_What you need to do_
Give every line from the entries that contains "Folklore".

-- Records to process start --

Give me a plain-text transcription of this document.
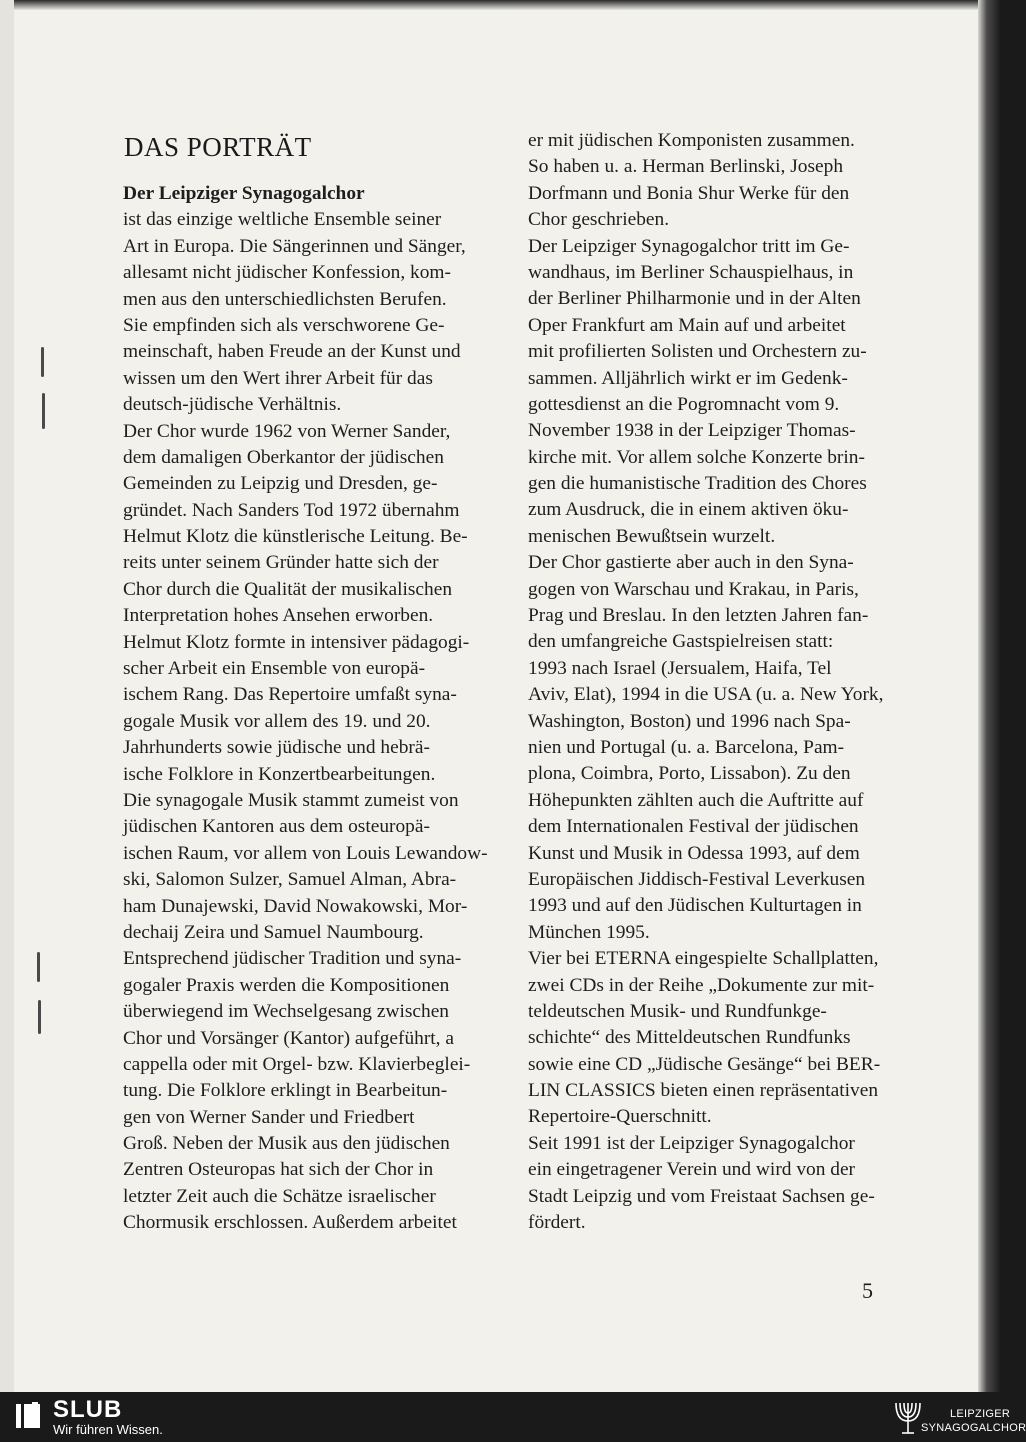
DAS PORTRÄT
Der Leipziger Synagogalchor
ist das einzige weltliche Ensemble seiner
Art in Europa. Die Sängerinnen und Sänger,
allesamt nicht jüdischer Konfession, kom-
men aus den unterschiedlichsten Berufen.
Sie empfinden sich als verschworene Ge-
meinschaft, haben Freude an der Kunst und
wissen um den Wert ihrer Arbeit für das
deutsch-jüdische Verhältnis.
Der Chor wurde 1962 von Werner Sander,
dem damaligen Oberkantor der jüdischen
Gemeinden zu Leipzig und Dresden, ge-
gründet. Nach Sanders Tod 1972 übernahm
Helmut Klotz die künstlerische Leitung. Be-
reits unter seinem Gründer hatte sich der
Chor durch die Qualität der musikalischen
Interpretation hohes Ansehen erworben.
Helmut Klotz formte in intensiver pädagogi-
scher Arbeit ein Ensemble von europä-
ischem Rang. Das Repertoire umfaßt syna-
gogale Musik vor allem des 19. und 20.
Jahrhunderts sowie jüdische und hebrä-
ische Folklore in Konzertbearbeitungen.
Die synagogale Musik stammt zumeist von
jüdischen Kantoren aus dem osteuropä-
ischen Raum, vor allem von Louis Lewandow-
ski, Salomon Sulzer, Samuel Alman, Abra-
ham Dunajewski, David Nowakowski, Mor-
dechaij Zeira und Samuel Naumbourg.
Entsprechend jüdischer Tradition und syna-
gogaler Praxis werden die Kompositionen
überwiegend im Wechselgesang zwischen
Chor und Vorsänger (Kantor) aufgeführt, a
cappella oder mit Orgel- bzw. Klavierbeglei-
tung. Die Folklore erklingt in Bearbeitun-
gen von Werner Sander und Friedbert
Groß. Neben der Musik aus den jüdischen
Zentren Osteuropas hat sich der Chor in
letzter Zeit auch die Schätze israelischer
Chormusik erschlossen. Außerdem arbeitet
er mit jüdischen Komponisten zusammen.
So haben u. a. Herman Berlinski, Joseph
Dorfmann und Bonia Shur Werke für den
Chor geschrieben.
Der Leipziger Synagogalchor tritt im Ge-
wandhaus, im Berliner Schauspielhaus, in
der Berliner Philharmonie und in der Alten
Oper Frankfurt am Main auf und arbeitet
mit profilierten Solisten und Orchestern zu-
sammen. Alljährlich wirkt er im Gedenk-
gottesdienst an die Pogromnacht vom 9.
November 1938 in der Leipziger Thomas-
kirche mit. Vor allem solche Konzerte brin-
gen die humanistische Tradition des Chores
zum Ausdruck, die in einem aktiven öku-
menischen Bewußtsein wurzelt.
Der Chor gastierte aber auch in den Syna-
gogen von Warschau und Krakau, in Paris,
Prag und Breslau. In den letzten Jahren fan-
den umfangreiche Gastspielreisen statt:
1993 nach Israel (Jersualem, Haifa, Tel
Aviv, Elat), 1994 in die USA (u. a. New York,
Washington, Boston) und 1996 nach Spa-
nien und Portugal (u. a. Barcelona, Pam-
plona, Coimbra, Porto, Lissabon). Zu den
Höhepunkten zählten auch die Auftritte auf
dem Internationalen Festival der jüdischen
Kunst und Musik in Odessa 1993, auf dem
Europäischen Jiddisch-Festival Leverkusen
1993 und auf den Jüdischen Kulturtagen in
München 1995.
Vier bei ETERNA eingespielte Schallplatten,
zwei CDs in der Reihe „Dokumente zur mit-
teldeutschen Musik- und Rundfunkge-
schichte“ des Mitteldeutschen Rundfunks
sowie eine CD „Jüdische Gesänge“ bei BER-
LIN CLASSICS bieten einen repräsentativen
Repertoire-Querschnitt.
Seit 1991 ist der Leipziger Synagogalchor
ein eingetragener Verein und wird von der
Stadt Leipzig und vom Freistaat Sachsen ge-
fördert.
5
SLUB
Wir führen Wissen.
LEIPZIGER
SYNAGOGALCHOR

-- Records to process end --

_Result of the task_
ische Folklore in Konzertbearbeitungen.
tung. Die Folklore erklingt in Bearbeitun-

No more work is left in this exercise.